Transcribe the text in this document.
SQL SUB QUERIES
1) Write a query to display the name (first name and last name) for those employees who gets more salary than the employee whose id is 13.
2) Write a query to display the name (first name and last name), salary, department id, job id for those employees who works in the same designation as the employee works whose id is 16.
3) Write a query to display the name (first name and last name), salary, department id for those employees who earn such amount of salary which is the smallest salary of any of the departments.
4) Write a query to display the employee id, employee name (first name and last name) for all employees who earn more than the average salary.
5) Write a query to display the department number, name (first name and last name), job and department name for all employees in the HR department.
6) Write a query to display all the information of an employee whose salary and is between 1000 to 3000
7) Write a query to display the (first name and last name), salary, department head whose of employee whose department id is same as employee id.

__Task__. Please output the entire listing exactly as it stands.

__Answer to this task__.
Transcribe the text in this document.
SQL SUB QUERIES
1) Write a query to display the name (first name and last name) for those employees who gets more salary than the employee whose id is 13.
2) Write a query to display the name (first name and last name), salary, department id, job id for those employees who works in the same designation as the employee works whose id is 16.
3) Write a query to display the name (first name and last name), salary, department id for those employees who earn such amount of salary which is the smallest salary of any of the departments.
4) Write a query to display the employee id, employee name (first name and last name) for all employees who earn more than the average salary.
5) Write a query to display the department number, name (first name and last name), job and department name for all employees in the HR department.
6) Write a query to display all the information of an employee whose salary and is between 1000 to 3000
7) Write a query to display the (first name and last name), salary, department head whose of employee whose department id is same as employee id.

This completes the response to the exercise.